> Short exercise:
Output the lines that follow exactly as they are.

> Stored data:
'''

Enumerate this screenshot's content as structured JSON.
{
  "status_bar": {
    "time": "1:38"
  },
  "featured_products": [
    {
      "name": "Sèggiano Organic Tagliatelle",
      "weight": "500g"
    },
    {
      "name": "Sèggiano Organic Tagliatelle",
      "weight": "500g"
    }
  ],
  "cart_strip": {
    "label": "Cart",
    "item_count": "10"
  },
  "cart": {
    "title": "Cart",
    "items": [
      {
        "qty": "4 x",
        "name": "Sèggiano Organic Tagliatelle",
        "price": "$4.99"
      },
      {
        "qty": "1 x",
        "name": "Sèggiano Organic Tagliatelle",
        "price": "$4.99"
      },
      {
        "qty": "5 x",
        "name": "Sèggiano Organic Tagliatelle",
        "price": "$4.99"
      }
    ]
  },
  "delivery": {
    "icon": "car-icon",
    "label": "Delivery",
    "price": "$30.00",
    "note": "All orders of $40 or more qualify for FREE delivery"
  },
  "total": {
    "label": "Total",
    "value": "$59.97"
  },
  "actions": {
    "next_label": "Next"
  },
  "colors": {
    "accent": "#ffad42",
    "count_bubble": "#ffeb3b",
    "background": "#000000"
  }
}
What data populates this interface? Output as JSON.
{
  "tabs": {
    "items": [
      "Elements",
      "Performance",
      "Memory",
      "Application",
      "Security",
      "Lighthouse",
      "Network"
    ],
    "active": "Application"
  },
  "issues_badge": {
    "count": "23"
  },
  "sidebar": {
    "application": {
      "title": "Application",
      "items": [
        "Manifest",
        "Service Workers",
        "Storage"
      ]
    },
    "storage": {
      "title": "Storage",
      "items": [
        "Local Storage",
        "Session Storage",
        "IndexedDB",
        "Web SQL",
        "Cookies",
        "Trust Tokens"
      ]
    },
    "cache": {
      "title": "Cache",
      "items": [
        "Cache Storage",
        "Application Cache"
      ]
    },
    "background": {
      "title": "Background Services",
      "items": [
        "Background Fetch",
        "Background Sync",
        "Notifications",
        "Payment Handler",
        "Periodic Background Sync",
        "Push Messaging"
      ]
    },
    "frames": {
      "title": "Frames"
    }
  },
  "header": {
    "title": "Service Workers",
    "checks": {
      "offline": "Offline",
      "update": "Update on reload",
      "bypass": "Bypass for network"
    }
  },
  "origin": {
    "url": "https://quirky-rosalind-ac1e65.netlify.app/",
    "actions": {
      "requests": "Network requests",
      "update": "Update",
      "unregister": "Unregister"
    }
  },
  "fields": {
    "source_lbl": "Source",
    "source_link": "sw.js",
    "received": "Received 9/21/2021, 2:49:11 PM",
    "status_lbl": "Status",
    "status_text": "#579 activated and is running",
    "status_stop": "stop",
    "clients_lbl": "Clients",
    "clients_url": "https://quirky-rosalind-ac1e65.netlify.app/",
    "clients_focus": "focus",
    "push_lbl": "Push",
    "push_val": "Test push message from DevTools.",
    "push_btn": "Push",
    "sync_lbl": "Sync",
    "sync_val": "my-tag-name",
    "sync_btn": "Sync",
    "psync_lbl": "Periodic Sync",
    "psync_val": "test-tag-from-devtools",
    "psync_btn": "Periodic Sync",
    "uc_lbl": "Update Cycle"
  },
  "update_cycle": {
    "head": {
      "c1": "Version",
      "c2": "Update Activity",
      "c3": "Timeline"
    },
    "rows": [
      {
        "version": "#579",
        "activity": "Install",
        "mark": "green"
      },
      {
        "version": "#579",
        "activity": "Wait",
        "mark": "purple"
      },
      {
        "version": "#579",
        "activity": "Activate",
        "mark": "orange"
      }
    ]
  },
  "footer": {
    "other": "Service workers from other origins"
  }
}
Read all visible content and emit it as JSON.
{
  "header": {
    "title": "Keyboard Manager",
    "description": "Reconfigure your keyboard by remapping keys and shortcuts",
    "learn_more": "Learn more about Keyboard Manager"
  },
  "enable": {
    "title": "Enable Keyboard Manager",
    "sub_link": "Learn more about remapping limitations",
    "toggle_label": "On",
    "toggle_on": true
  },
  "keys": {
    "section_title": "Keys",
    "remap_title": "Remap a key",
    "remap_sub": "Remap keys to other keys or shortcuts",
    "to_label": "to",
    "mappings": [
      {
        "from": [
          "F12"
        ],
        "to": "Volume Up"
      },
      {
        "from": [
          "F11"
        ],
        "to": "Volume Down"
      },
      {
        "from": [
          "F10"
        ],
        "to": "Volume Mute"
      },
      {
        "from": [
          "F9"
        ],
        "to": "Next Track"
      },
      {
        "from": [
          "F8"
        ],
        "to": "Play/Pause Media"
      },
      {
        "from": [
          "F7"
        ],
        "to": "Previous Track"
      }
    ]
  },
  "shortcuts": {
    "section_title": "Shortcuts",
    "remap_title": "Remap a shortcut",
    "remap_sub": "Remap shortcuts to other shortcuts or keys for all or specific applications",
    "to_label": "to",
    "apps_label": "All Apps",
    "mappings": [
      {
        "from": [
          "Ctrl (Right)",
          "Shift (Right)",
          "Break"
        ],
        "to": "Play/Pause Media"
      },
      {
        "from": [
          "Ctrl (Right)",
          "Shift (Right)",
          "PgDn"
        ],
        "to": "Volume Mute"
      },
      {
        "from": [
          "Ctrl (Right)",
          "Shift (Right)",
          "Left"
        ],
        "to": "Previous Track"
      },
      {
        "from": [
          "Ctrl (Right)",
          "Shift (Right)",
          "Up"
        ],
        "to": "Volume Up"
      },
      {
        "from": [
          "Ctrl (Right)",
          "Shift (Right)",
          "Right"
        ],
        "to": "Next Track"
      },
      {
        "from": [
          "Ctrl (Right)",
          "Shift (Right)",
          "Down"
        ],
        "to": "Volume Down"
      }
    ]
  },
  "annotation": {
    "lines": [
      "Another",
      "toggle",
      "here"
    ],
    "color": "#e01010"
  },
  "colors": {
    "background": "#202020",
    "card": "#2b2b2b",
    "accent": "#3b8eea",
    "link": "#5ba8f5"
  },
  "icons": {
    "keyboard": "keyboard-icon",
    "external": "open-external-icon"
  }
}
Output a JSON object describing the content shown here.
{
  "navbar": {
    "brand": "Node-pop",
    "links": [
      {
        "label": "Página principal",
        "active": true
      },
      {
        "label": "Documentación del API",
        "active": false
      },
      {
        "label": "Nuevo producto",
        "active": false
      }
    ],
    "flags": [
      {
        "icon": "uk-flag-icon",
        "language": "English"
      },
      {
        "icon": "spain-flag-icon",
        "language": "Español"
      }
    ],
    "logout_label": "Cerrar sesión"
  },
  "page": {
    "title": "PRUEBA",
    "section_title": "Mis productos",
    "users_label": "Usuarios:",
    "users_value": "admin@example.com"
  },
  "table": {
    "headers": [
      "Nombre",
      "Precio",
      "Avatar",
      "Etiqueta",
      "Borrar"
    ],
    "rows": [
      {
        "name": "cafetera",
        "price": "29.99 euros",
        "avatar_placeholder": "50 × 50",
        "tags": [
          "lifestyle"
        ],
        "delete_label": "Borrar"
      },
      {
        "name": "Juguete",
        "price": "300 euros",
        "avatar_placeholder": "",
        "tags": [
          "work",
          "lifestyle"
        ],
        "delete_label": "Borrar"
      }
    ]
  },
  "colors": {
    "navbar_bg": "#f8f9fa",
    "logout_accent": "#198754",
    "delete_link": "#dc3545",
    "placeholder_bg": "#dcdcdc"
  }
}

'''

> The output:
Enumerate this screenshot's content as structured JSON.
{
  "status_bar": {
    "time": "1:38"
  },
  "featured_products": [
    {
      "name": "Sèggiano Organic Tagliatelle",
      "weight": "500g"
    },
    {
      "name": "Sèggiano Organic Tagliatelle",
      "weight": "500g"
    }
  ],
  "cart_strip": {
    "label": "Cart",
    "item_count": "10"
  },
  "cart": {
    "title": "Cart",
    "items": [
      {
        "qty": "4 x",
        "name": "Sèggiano Organic Tagliatelle",
        "price": "$4.99"
      },
      {
        "qty": "1 x",
        "name": "Sèggiano Organic Tagliatelle",
        "price": "$4.99"
      },
      {
        "qty": "5 x",
        "name": "Sèggiano Organic Tagliatelle",
        "price": "$4.99"
      }
    ]
  },
  "delivery": {
    "icon": "car-icon",
    "label": "Delivery",
    "price": "$30.00",
    "note": "All orders of $40 or more qualify for FREE delivery"
  },
  "total": {
    "label": "Total",
    "value": "$59.97"
  },
  "actions": {
    "next_label": "Next"
  },
  "colors": {
    "accent": "#ffad42",
    "count_bubble": "#ffeb3b",
    "background": "#000000"
  }
}
What data populates this interface? Output as JSON.
{
  "tabs": {
    "items": [
      "Elements",
      "Performance",
      "Memory",
      "Application",
      "Security",
      "Lighthouse",
      "Network"
    ],
    "active": "Application"
  },
  "issues_badge": {
    "count": "23"
  },
  "sidebar": {
    "application": {
      "title": "Application",
      "items": [
        "Manifest",
        "Service Workers",
        "Storage"
      ]
    },
    "storage": {
      "title": "Storage",
      "items": [
        "Local Storage",
        "Session Storage",
        "IndexedDB",
        "Web SQL",
        "Cookies",
        "Trust Tokens"
      ]
    },
    "cache": {
      "title": "Cache",
      "items": [
        "Cache Storage",
        "Application Cache"
      ]
    },
    "background": {
      "title": "Background Services",
      "items": [
        "Background Fetch",
        "Background Sync",
        "Notifications",
        "Payment Handler",
        "Periodic Background Sync",
        "Push Messaging"
      ]
    },
    "frames": {
      "title": "Frames"
    }
  },
  "header": {
    "title": "Service Workers",
    "checks": {
      "offline": "Offline",
      "update": "Update on reload",
      "bypass": "Bypass for network"
    }
  },
  "origin": {
    "url": "https://quirky-rosalind-ac1e65.netlify.app/",
    "actions": {
      "requests": "Network requests",
      "update": "Update",
      "unregister": "Unregister"
    }
  },
  "fields": {
    "source_lbl": "Source",
    "source_link": "sw.js",
    "received": "Received 9/21/2021, 2:49:11 PM",
    "status_lbl": "Status",
    "status_text": "#579 activated and is running",
    "status_stop": "stop",
    "clients_lbl": "Clients",
    "clients_url": "https://quirky-rosalind-ac1e65.netlify.app/",
    "clients_focus": "focus",
    "push_lbl": "Push",
    "push_val": "Test push message from DevTools.",
    "push_btn": "Push",
    "sync_lbl": "Sync",
    "sync_val": "my-tag-name",
    "sync_btn": "Sync",
    "psync_lbl": "Periodic Sync",
    "psync_val": "test-tag-from-devtools",
    "psync_btn": "Periodic Sync",
    "uc_lbl": "Update Cycle"
  },
  "update_cycle": {
    "head": {
      "c1": "Version",
      "c2": "Update Activity",
      "c3": "Timeline"
    },
    "rows": [
      {
        "version": "#579",
        "activity": "Install",
        "mark": "green"
      },
      {
        "version": "#579",
        "activity": "Wait",
        "mark": "purple"
      },
      {
        "version": "#579",
        "activity": "Activate",
        "mark": "orange"
      }
    ]
  },
  "footer": {
    "other": "Service workers from other origins"
  }
}
Read all visible content and emit it as JSON.
{
  "header": {
    "title": "Keyboard Manager",
    "description": "Reconfigure your keyboard by remapping keys and shortcuts",
    "learn_more": "Learn more about Keyboard Manager"
  },
  "enable": {
    "title": "Enable Keyboard Manager",
    "sub_link": "Learn more about remapping limitations",
    "toggle_label": "On",
    "toggle_on": true
  },
  "keys": {
    "section_title": "Keys",
    "remap_title": "Remap a key",
    "remap_sub": "Remap keys to other keys or shortcuts",
    "to_label": "to",
    "mappings": [
      {
        "from": [
          "F12"
        ],
        "to": "Volume Up"
      },
      {
        "from": [
          "F11"
        ],
        "to": "Volume Down"
      },
      {
        "from": [
          "F10"
        ],
        "to": "Volume Mute"
      },
      {
        "from": [
          "F9"
        ],
        "to": "Next Track"
      },
      {
        "from": [
          "F8"
        ],
        "to": "Play/Pause Media"
      },
      {
        "from": [
          "F7"
        ],
        "to": "Previous Track"
      }
    ]
  },
  "shortcuts": {
    "section_title": "Shortcuts",
    "remap_title": "Remap a shortcut",
    "remap_sub": "Remap shortcuts to other shortcuts or keys for all or specific applications",
    "to_label": "to",
    "apps_label": "All Apps",
    "mappings": [
      {
        "from": [
          "Ctrl (Right)",
          "Shift (Right)",
          "Break"
        ],
        "to": "Play/Pause Media"
      },
      {
        "from": [
          "Ctrl (Right)",
          "Shift (Right)",
          "PgDn"
        ],
        "to": "Volume Mute"
      },
      {
        "from": [
          "Ctrl (Right)",
          "Shift (Right)",
          "Left"
        ],
        "to": "Previous Track"
      },
      {
        "from": [
          "Ctrl (Right)",
          "Shift (Right)",
          "Up"
        ],
        "to": "Volume Up"
      },
      {
        "from": [
          "Ctrl (Right)",
          "Shift (Right)",
          "Right"
        ],
        "to": "Next Track"
      },
      {
        "from": [
          "Ctrl (Right)",
          "Shift (Right)",
          "Down"
        ],
        "to": "Volume Down"
      }
    ]
  },
  "annotation": {
    "lines": [
      "Another",
      "toggle",
      "here"
    ],
    "color": "#e01010"
  },
  "colors": {
    "background": "#202020",
    "card": "#2b2b2b",
    "accent": "#3b8eea",
    "link": "#5ba8f5"
  },
  "icons": {
    "keyboard": "keyboard-icon",
    "external": "open-external-icon"
  }
}
Output a JSON object describing the content shown here.
{
  "navbar": {
    "brand": "Node-pop",
    "links": [
      {
        "label": "Página principal",
        "active": true
      },
      {
        "label": "Documentación del API",
        "active": false
      },
      {
        "label": "Nuevo producto",
        "active": false
      }
    ],
    "flags": [
      {
        "icon": "uk-flag-icon",
        "language": "English"
      },
      {
        "icon": "spain-flag-icon",
        "language": "Español"
      }
    ],
    "logout_label": "Cerrar sesión"
  },
  "page": {
    "title": "PRUEBA",
    "section_title": "Mis productos",
    "users_label": "Usuarios:",
    "users_value": "admin@example.com"
  },
  "table": {
    "headers": [
      "Nombre",
      "Precio",
      "Avatar",
      "Etiqueta",
      "Borrar"
    ],
    "rows": [
      {
        "name": "cafetera",
        "price": "29.99 euros",
        "avatar_placeholder": "50 × 50",
        "tags": [
          "lifestyle"
        ],
        "delete_label": "Borrar"
      },
      {
        "name": "Juguete",
        "price": "300 euros",
        "avatar_placeholder": "",
        "tags": [
          "work",
          "lifestyle"
        ],
        "delete_label": "Borrar"
      }
    ]
  },
  "colors": {
    "navbar_bg": "#f8f9fa",
    "logout_accent": "#198754",
    "delete_link": "#dc3545",
    "placeholder_bg": "#dcdcdc"
  }
}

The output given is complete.